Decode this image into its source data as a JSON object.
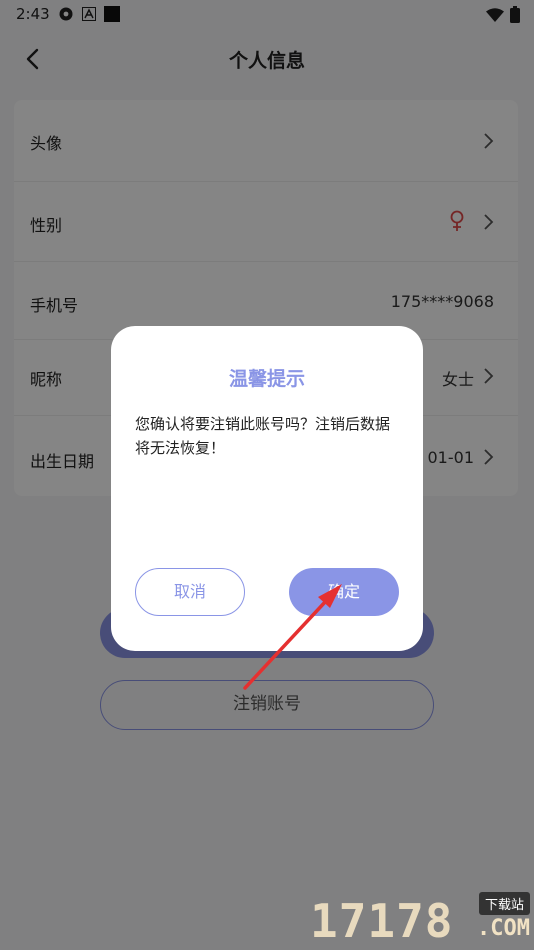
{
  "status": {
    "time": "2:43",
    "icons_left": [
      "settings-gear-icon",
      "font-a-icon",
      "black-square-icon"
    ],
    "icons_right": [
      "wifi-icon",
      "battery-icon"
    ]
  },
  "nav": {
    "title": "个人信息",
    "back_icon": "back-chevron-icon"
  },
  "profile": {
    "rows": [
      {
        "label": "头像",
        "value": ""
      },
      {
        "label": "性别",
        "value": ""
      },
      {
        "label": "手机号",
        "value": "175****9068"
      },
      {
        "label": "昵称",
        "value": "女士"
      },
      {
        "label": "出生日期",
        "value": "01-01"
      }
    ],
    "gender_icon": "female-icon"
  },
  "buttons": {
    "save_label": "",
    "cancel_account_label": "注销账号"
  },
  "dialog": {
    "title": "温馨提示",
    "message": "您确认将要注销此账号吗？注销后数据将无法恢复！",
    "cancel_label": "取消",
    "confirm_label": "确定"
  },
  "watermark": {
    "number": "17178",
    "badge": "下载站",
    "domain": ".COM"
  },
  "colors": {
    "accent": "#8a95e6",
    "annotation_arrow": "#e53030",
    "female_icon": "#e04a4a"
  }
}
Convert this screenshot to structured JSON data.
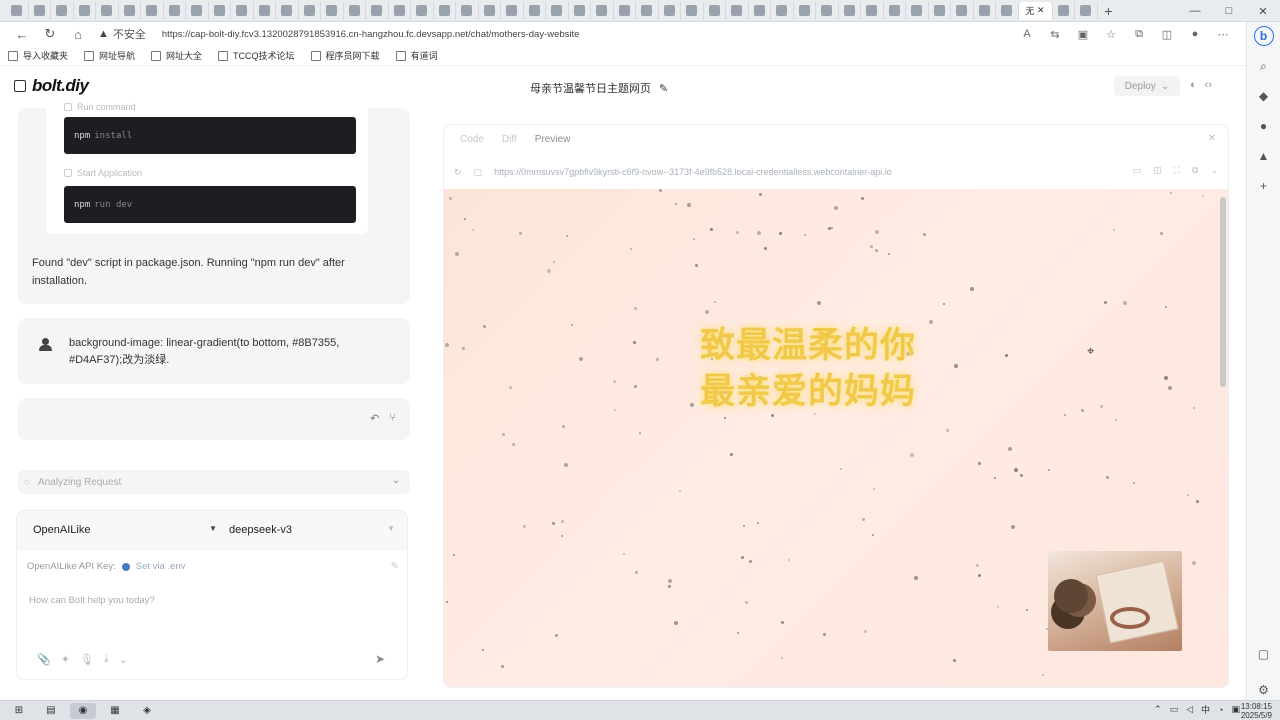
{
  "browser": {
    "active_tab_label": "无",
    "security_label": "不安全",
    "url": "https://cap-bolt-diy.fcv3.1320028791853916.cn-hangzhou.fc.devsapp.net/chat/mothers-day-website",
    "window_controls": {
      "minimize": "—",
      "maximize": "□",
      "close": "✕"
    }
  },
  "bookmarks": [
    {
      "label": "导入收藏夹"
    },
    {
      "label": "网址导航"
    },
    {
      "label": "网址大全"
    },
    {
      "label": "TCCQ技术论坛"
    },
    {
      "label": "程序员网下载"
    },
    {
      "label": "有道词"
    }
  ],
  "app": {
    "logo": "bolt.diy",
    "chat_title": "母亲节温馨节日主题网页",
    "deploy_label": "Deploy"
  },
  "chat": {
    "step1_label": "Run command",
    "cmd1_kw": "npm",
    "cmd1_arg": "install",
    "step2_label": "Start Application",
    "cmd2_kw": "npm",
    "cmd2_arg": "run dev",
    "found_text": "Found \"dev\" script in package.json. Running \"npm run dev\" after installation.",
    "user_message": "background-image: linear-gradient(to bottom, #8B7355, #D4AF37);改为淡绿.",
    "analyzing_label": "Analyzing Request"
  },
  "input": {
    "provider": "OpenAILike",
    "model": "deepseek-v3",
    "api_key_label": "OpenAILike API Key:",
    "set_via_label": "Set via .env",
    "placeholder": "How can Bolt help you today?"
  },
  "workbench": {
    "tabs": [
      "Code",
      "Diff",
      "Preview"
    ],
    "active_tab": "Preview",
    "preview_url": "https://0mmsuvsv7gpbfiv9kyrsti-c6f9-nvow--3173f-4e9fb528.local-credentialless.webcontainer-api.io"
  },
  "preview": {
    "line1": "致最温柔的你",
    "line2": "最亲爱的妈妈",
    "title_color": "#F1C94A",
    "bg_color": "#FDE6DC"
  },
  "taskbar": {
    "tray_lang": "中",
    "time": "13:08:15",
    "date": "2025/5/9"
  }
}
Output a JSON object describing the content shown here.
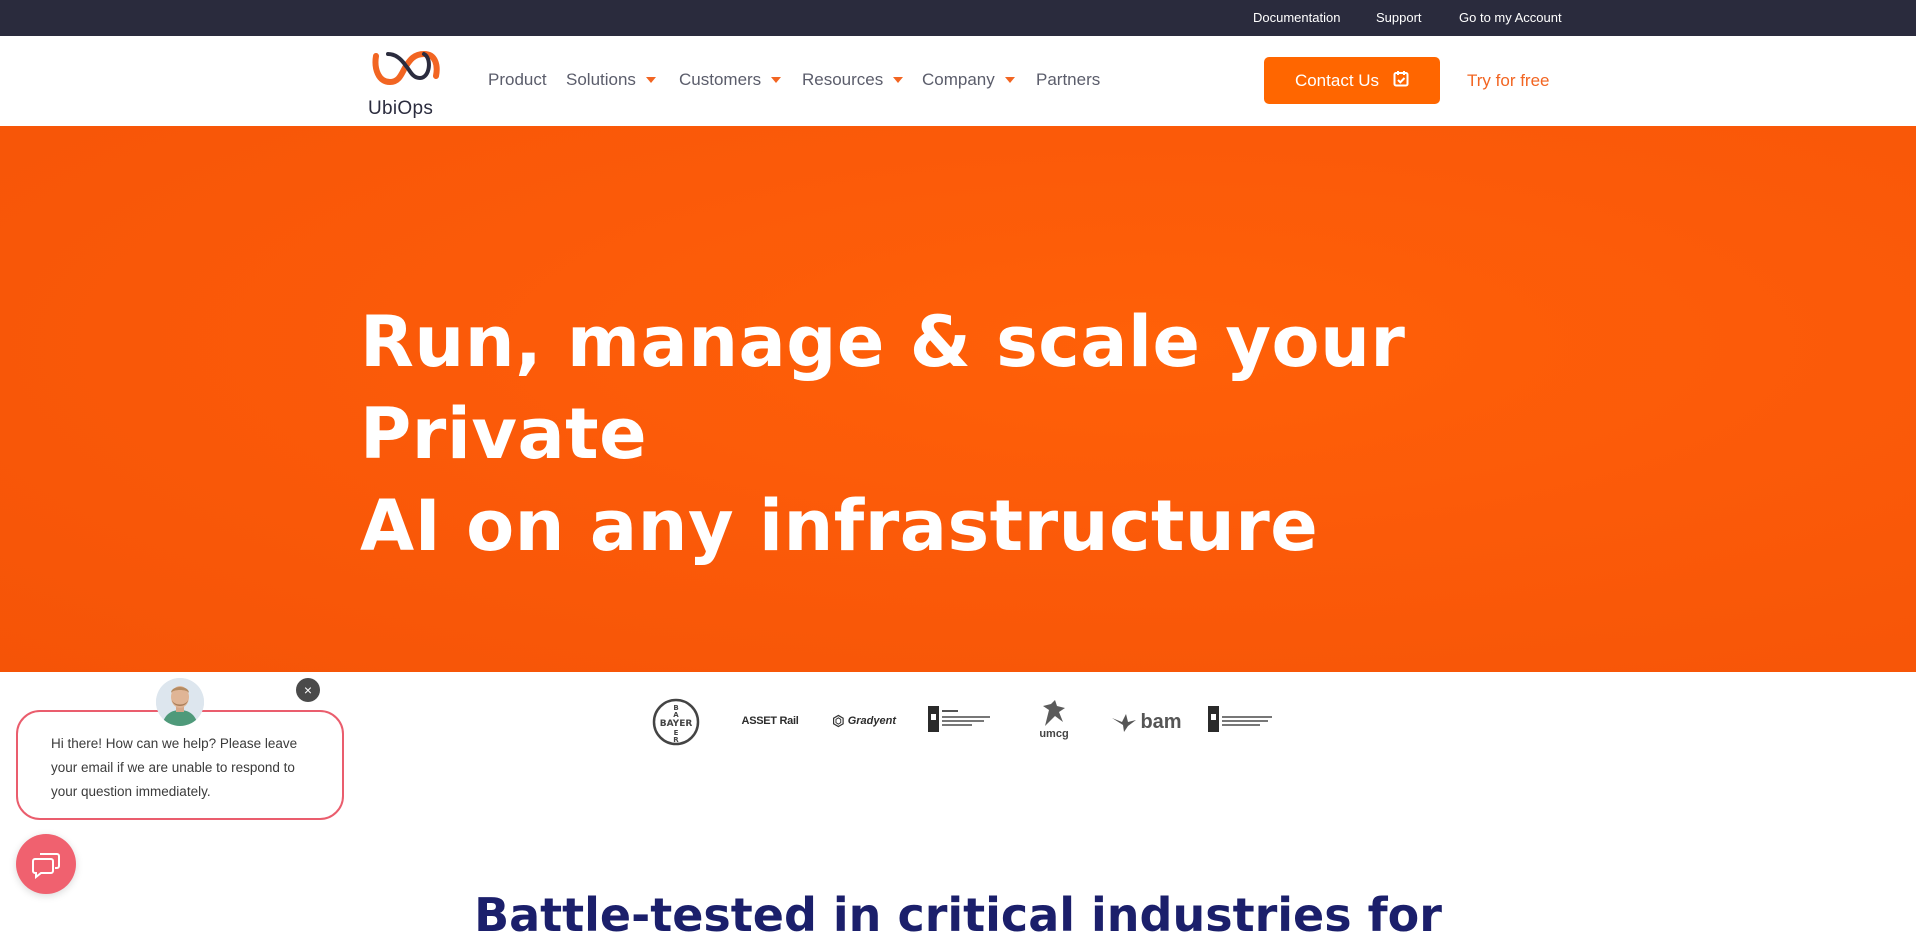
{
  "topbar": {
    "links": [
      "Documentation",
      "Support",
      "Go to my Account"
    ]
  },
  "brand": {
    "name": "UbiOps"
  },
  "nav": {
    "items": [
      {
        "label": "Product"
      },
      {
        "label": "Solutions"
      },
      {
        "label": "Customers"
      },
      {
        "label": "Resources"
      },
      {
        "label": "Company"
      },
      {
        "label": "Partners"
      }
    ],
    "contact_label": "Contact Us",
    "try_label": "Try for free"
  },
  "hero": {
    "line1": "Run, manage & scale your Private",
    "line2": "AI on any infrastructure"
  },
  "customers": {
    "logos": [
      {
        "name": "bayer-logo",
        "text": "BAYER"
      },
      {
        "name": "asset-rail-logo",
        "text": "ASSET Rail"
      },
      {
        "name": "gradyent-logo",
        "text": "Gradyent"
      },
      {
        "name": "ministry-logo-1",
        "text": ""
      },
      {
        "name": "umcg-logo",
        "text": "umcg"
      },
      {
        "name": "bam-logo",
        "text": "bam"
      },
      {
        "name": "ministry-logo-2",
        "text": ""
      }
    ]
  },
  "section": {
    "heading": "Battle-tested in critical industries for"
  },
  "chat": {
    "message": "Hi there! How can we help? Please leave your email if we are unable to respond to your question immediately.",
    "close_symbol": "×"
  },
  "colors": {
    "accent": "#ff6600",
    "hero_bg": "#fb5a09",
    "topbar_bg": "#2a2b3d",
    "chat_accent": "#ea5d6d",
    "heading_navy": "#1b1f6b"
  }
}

● **Task objective**: Copy every line in the listing above where the string "ministry" turns up.

● **Solution below**:
        "name": "ministry-logo-1",
        "name": "ministry-logo-2",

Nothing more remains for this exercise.